DO THIS
Your task is to copy the material exactly.

EXCERPTED DATA
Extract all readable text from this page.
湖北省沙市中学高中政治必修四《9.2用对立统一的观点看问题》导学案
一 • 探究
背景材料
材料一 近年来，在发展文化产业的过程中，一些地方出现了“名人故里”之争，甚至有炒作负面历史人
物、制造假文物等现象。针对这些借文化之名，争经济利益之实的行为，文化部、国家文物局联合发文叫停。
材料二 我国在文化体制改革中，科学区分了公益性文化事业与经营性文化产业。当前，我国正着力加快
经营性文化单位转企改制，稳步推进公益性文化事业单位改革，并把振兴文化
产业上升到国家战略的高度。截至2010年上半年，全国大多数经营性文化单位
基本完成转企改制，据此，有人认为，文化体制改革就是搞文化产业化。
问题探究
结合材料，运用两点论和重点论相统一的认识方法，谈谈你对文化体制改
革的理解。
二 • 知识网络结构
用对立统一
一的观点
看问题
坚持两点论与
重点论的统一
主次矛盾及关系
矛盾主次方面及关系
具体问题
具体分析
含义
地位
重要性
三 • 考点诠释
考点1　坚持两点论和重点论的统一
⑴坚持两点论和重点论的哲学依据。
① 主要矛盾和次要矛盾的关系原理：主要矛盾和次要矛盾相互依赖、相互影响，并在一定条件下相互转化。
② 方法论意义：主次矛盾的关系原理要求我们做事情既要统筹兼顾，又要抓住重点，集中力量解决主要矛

RESPONSE TO THIS TASK
Extract all readable text from this page.
湖北省沙市中学高中政治必修四《9.2用对立统一的观点看问题》导学案
一 • 探究
背景材料
材料一 近年来，在发展文化产业的过程中，一些地方出现了“名人故里”之争，甚至有炒作负面历史人
物、制造假文物等现象。针对这些借文化之名，争经济利益之实的行为，文化部、国家文物局联合发文叫停。
材料二 我国在文化体制改革中，科学区分了公益性文化事业与经营性文化产业。当前，我国正着力加快
经营性文化单位转企改制，稳步推进公益性文化事业单位改革，并把振兴文化
产业上升到国家战略的高度。截至2010年上半年，全国大多数经营性文化单位
基本完成转企改制，据此，有人认为，文化体制改革就是搞文化产业化。
问题探究
结合材料，运用两点论和重点论相统一的认识方法，谈谈你对文化体制改
革的理解。
二 • 知识网络结构
用对立统一
一的观点
看问题
坚持两点论与
重点论的统一
主次矛盾及关系
矛盾主次方面及关系
具体问题
具体分析
含义
地位
重要性
三 • 考点诠释
考点1　坚持两点论和重点论的统一
⑴坚持两点论和重点论的哲学依据。
① 主要矛盾和次要矛盾的关系原理：主要矛盾和次要矛盾相互依赖、相互影响，并在一定条件下相互转化。
② 方法论意义：主次矛盾的关系原理要求我们做事情既要统筹兼顾，又要抓住重点，集中力量解决主要矛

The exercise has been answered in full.